▶ _Short problem_:
Look through the lines below and extract any with the word "stopped".

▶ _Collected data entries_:
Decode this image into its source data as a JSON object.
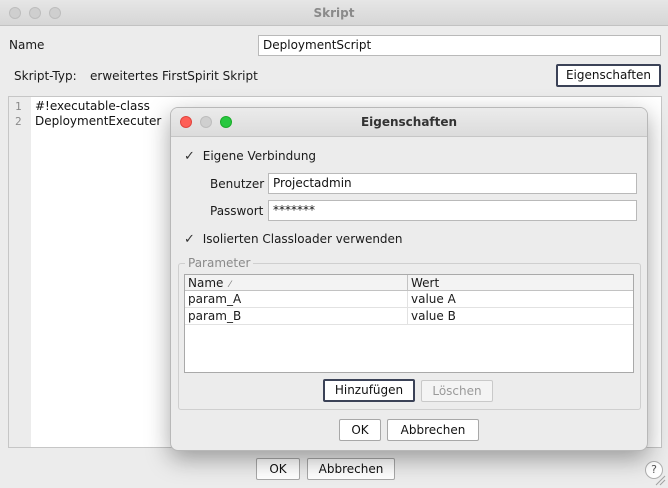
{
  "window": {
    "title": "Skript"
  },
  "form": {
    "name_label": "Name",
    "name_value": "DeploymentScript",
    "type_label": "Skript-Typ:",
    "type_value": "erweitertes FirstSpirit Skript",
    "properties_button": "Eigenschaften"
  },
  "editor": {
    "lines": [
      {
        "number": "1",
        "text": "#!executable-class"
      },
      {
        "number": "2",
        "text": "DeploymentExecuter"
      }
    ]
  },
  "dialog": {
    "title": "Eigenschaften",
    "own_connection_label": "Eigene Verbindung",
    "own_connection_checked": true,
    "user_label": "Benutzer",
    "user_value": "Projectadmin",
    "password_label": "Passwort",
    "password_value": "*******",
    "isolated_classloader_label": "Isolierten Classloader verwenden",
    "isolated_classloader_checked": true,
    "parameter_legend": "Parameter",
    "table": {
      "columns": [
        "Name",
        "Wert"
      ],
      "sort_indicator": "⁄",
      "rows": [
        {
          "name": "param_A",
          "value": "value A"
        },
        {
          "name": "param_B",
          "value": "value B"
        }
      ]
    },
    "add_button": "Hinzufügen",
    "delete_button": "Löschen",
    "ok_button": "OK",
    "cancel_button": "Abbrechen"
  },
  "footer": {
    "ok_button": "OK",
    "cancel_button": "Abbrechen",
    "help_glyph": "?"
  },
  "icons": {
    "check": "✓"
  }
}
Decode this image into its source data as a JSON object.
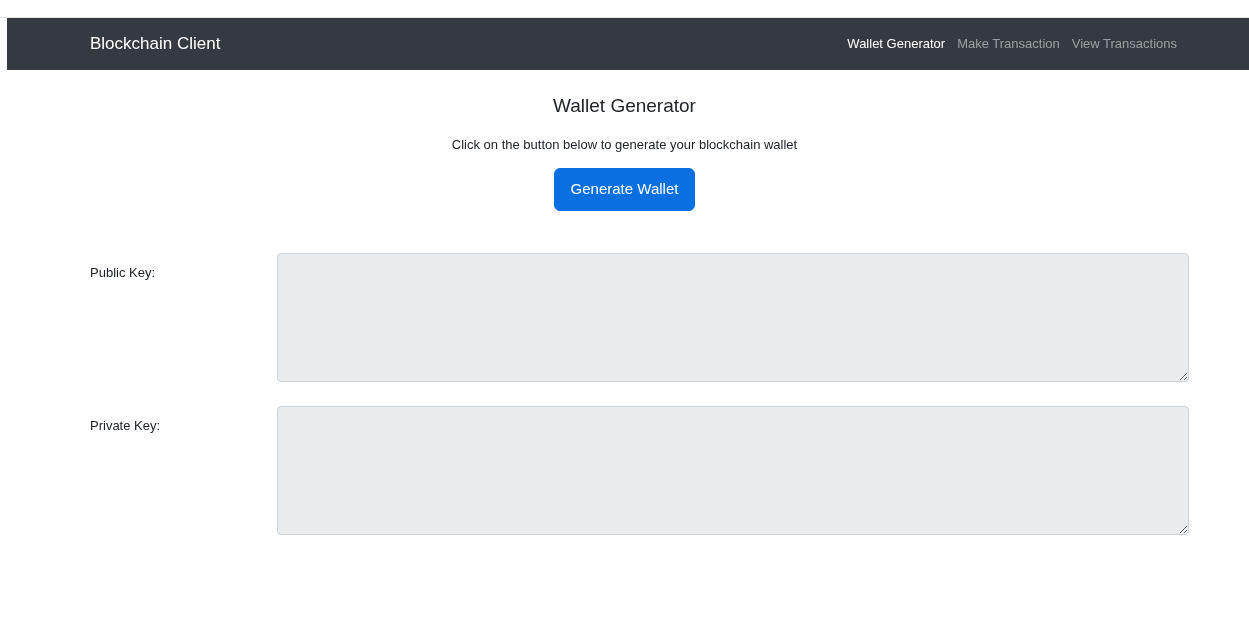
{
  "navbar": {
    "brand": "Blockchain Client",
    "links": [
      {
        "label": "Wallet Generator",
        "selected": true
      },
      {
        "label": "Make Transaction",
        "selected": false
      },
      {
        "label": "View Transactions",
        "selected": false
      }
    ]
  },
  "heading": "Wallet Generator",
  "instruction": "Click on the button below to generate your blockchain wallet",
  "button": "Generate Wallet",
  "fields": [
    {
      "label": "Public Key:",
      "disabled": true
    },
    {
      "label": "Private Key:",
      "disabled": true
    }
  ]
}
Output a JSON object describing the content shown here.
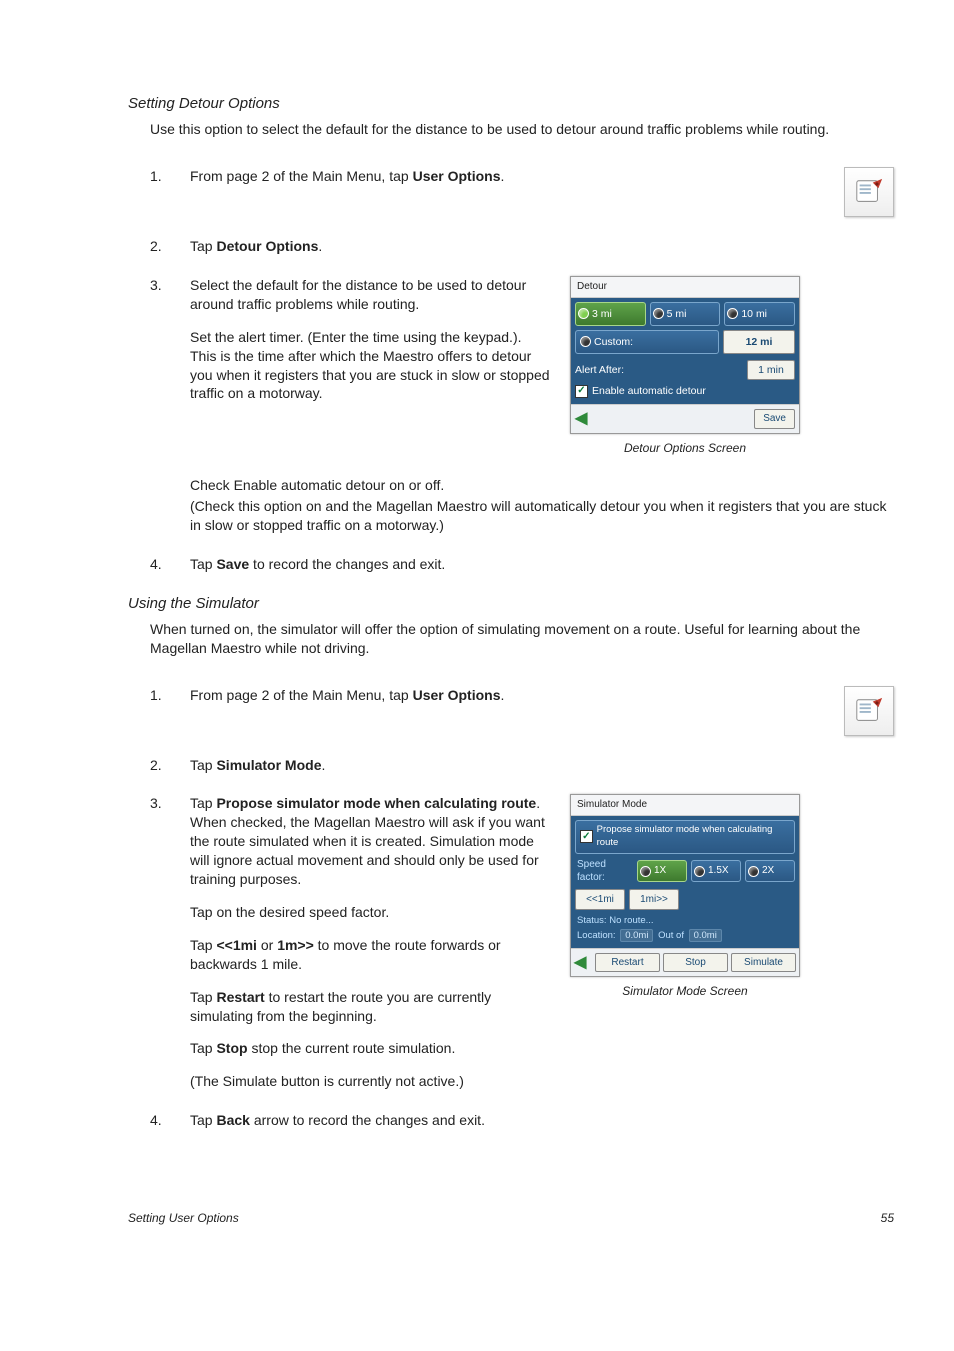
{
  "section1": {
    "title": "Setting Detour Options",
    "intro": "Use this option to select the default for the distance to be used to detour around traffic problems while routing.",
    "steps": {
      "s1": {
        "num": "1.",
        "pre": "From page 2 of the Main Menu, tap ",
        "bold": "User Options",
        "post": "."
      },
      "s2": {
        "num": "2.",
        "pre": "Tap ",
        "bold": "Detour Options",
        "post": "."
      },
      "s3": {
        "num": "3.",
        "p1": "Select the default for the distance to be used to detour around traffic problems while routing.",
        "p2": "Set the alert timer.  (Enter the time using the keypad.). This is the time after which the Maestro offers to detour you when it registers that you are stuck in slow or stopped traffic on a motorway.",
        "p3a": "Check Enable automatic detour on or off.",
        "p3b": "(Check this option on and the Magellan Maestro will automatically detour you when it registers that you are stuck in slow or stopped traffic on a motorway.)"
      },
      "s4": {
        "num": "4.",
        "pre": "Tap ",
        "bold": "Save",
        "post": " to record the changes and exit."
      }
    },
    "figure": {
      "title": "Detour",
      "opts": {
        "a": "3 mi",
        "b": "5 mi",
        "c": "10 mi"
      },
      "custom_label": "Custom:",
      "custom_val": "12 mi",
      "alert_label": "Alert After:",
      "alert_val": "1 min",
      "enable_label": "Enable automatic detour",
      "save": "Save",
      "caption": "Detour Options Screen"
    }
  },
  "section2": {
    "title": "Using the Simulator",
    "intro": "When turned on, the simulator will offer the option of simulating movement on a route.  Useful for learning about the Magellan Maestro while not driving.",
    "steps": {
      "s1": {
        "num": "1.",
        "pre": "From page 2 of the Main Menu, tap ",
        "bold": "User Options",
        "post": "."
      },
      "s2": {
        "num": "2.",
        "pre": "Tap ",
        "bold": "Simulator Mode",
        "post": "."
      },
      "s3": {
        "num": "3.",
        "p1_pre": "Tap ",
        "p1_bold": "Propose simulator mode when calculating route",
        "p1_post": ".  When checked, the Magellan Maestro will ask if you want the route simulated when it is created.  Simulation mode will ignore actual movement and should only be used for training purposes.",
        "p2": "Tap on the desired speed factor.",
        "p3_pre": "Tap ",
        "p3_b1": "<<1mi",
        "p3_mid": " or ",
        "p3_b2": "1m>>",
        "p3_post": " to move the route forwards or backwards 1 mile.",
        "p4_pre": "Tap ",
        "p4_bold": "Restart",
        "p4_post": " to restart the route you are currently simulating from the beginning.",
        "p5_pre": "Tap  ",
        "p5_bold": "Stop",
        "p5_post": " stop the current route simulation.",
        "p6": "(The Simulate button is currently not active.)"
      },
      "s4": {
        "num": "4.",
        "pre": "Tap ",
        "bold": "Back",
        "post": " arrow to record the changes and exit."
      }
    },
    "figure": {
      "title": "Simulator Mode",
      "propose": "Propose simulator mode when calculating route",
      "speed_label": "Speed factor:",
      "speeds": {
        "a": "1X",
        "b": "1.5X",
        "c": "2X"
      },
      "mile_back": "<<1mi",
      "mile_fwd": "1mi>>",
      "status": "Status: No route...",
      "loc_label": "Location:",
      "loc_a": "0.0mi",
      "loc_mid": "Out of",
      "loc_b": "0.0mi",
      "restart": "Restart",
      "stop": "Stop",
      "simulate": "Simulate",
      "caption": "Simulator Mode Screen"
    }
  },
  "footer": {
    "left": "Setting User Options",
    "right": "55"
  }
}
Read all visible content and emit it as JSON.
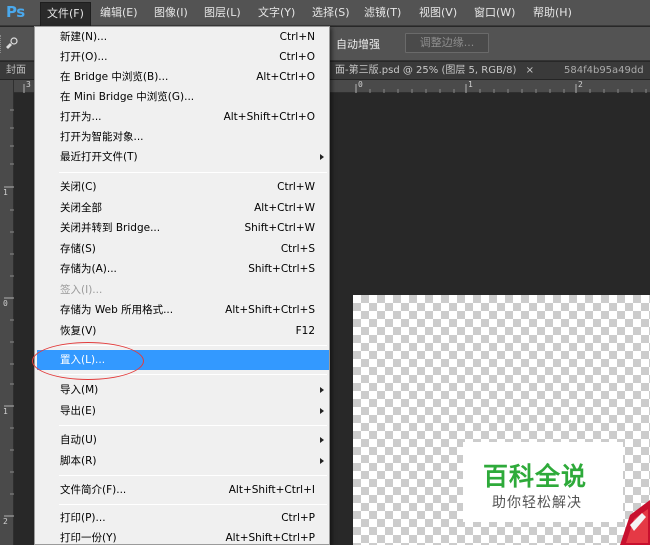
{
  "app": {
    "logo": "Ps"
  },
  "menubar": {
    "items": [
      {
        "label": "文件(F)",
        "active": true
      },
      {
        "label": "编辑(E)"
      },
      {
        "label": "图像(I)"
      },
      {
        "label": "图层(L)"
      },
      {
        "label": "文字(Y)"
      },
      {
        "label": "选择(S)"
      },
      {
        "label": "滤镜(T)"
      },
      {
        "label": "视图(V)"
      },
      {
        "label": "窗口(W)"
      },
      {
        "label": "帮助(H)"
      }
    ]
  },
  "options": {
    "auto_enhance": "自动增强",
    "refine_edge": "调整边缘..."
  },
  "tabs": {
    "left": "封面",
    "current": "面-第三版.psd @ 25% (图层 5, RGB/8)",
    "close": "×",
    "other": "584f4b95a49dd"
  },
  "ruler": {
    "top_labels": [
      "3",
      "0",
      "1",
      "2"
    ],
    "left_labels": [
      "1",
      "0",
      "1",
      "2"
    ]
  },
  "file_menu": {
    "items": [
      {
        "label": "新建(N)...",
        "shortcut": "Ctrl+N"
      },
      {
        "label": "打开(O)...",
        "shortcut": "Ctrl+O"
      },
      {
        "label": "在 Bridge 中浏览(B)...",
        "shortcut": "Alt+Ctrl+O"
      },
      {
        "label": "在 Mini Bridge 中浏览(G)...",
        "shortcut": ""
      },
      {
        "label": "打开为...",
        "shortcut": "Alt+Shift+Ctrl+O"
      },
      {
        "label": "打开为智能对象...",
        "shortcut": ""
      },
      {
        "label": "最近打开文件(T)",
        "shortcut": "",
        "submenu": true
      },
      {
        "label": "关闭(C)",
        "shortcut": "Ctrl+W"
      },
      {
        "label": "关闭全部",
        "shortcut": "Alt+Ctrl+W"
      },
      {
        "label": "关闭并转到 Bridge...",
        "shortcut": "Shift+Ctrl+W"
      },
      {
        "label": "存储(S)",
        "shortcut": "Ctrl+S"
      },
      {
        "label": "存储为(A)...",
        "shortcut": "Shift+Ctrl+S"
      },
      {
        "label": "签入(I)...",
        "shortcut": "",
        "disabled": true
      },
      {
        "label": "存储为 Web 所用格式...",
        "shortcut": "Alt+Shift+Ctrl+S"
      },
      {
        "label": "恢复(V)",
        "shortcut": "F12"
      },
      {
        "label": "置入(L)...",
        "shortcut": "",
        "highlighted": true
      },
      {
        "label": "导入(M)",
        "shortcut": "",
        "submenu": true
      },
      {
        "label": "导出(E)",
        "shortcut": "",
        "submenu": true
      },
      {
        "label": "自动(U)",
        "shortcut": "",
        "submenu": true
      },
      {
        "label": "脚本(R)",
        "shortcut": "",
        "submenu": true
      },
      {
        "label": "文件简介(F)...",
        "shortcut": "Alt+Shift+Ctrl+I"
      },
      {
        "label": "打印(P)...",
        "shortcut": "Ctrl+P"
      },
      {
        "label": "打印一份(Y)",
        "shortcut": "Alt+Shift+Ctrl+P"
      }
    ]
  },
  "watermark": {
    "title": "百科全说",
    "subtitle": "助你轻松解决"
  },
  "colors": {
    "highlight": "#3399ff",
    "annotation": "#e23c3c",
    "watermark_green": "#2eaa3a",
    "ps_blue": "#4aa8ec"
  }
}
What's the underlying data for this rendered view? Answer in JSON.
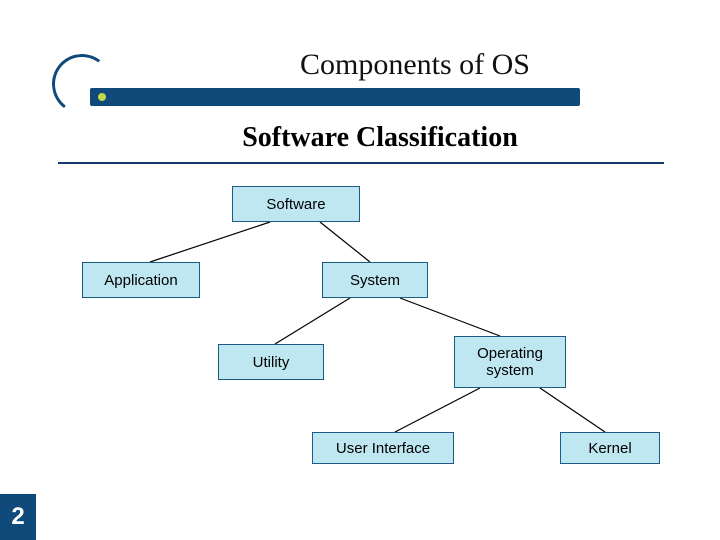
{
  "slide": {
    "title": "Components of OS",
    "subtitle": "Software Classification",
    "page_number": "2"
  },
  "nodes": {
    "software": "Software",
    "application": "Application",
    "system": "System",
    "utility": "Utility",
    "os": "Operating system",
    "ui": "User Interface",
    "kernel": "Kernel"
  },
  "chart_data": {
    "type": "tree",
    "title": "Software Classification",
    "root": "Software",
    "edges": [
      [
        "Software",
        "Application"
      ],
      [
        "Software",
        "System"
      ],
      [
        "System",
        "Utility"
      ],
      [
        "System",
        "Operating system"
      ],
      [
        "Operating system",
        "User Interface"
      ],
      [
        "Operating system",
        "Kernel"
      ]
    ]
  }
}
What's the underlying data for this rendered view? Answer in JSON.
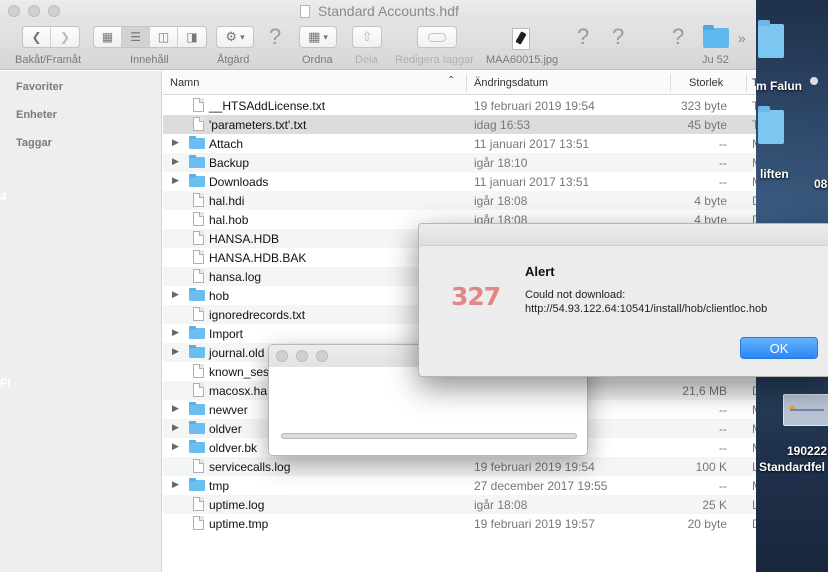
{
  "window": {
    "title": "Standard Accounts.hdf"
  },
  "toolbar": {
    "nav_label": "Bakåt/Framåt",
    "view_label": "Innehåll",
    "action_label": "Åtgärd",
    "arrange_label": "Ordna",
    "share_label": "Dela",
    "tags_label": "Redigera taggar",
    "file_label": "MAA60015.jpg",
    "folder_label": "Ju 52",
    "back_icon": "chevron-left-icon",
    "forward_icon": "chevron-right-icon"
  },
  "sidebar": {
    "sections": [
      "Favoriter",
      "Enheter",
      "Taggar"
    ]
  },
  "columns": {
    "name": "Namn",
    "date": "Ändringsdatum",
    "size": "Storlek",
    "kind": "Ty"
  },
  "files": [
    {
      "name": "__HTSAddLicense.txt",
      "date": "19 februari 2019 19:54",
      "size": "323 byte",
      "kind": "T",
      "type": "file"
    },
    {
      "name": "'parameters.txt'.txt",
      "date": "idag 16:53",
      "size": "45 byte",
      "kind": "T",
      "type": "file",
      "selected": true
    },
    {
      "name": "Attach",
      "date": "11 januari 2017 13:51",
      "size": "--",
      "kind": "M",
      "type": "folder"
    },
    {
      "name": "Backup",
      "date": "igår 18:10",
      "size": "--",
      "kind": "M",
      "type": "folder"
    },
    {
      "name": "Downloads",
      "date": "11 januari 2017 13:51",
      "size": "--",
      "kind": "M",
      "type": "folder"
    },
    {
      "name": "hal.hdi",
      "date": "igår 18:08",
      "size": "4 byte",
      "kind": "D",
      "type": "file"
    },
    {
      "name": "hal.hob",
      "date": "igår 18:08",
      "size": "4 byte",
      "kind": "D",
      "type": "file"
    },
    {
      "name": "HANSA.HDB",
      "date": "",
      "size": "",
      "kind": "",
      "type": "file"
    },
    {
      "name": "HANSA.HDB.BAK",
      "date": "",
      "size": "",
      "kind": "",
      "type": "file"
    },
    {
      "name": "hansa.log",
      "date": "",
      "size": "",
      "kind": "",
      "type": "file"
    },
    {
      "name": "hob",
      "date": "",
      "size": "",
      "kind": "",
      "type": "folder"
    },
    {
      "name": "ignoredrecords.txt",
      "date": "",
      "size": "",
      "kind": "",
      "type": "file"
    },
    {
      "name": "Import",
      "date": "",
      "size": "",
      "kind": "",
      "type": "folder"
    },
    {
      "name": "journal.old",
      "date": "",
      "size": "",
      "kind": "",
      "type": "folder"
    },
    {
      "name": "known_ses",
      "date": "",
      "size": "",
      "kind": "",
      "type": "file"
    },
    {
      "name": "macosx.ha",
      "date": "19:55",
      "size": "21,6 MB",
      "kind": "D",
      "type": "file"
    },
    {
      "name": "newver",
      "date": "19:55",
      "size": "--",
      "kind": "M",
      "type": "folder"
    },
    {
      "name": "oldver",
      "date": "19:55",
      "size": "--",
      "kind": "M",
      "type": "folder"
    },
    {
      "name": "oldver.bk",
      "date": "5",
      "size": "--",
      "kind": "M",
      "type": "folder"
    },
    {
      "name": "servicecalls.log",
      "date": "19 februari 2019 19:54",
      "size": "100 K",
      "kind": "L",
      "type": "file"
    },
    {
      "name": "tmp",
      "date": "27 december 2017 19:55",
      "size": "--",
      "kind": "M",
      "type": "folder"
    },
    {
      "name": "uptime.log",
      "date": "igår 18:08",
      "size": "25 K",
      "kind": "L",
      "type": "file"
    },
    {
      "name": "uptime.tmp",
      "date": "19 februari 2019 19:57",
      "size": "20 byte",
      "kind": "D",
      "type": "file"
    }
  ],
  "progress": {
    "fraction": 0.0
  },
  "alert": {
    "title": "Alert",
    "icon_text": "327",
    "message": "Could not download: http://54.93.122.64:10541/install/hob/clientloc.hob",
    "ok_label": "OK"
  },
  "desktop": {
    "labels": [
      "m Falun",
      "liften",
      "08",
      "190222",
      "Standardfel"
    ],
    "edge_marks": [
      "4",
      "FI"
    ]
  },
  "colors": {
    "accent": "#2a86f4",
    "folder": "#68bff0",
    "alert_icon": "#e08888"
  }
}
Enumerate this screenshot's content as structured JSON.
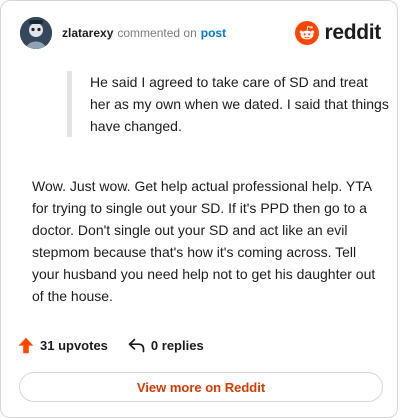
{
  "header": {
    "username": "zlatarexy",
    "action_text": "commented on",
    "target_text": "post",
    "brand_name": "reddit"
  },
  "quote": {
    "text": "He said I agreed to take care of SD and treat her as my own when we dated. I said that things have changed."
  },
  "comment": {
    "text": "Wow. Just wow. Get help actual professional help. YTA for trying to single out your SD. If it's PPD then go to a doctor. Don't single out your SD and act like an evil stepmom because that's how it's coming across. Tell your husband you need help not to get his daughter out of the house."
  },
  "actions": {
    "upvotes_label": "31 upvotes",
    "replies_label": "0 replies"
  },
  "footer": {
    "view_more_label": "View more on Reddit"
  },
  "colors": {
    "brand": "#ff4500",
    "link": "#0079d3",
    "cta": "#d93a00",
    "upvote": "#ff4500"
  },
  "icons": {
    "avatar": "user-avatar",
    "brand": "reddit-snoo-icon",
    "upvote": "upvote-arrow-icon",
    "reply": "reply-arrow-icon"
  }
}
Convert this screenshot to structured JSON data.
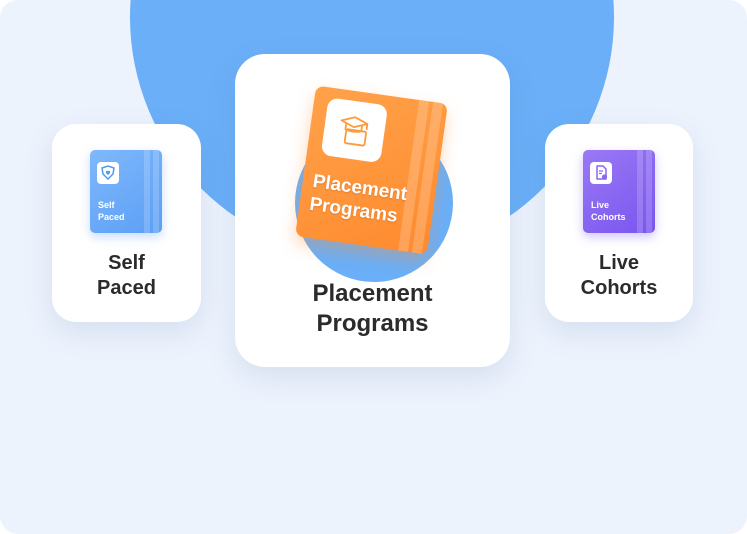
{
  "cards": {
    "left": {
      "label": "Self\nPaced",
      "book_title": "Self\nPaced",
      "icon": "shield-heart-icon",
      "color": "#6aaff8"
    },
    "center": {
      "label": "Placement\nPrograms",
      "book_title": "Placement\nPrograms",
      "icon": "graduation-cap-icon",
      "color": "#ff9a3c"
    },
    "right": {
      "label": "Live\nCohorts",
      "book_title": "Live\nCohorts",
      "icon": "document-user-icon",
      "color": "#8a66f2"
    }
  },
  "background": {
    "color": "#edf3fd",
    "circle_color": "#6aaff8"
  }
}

▶ _Output of the task_:
        "p2": "Set the alert timer.  (Enter the time using the keypad.). This is the time after which the Maestro offers to detour you when it registers that you are stuck in slow or stopped traffic on a motorway.",
        "p3b": "(Check this option on and the Magellan Maestro will automatically detour you when it registers that you are stuck in slow or stopped traffic on a motorway.)"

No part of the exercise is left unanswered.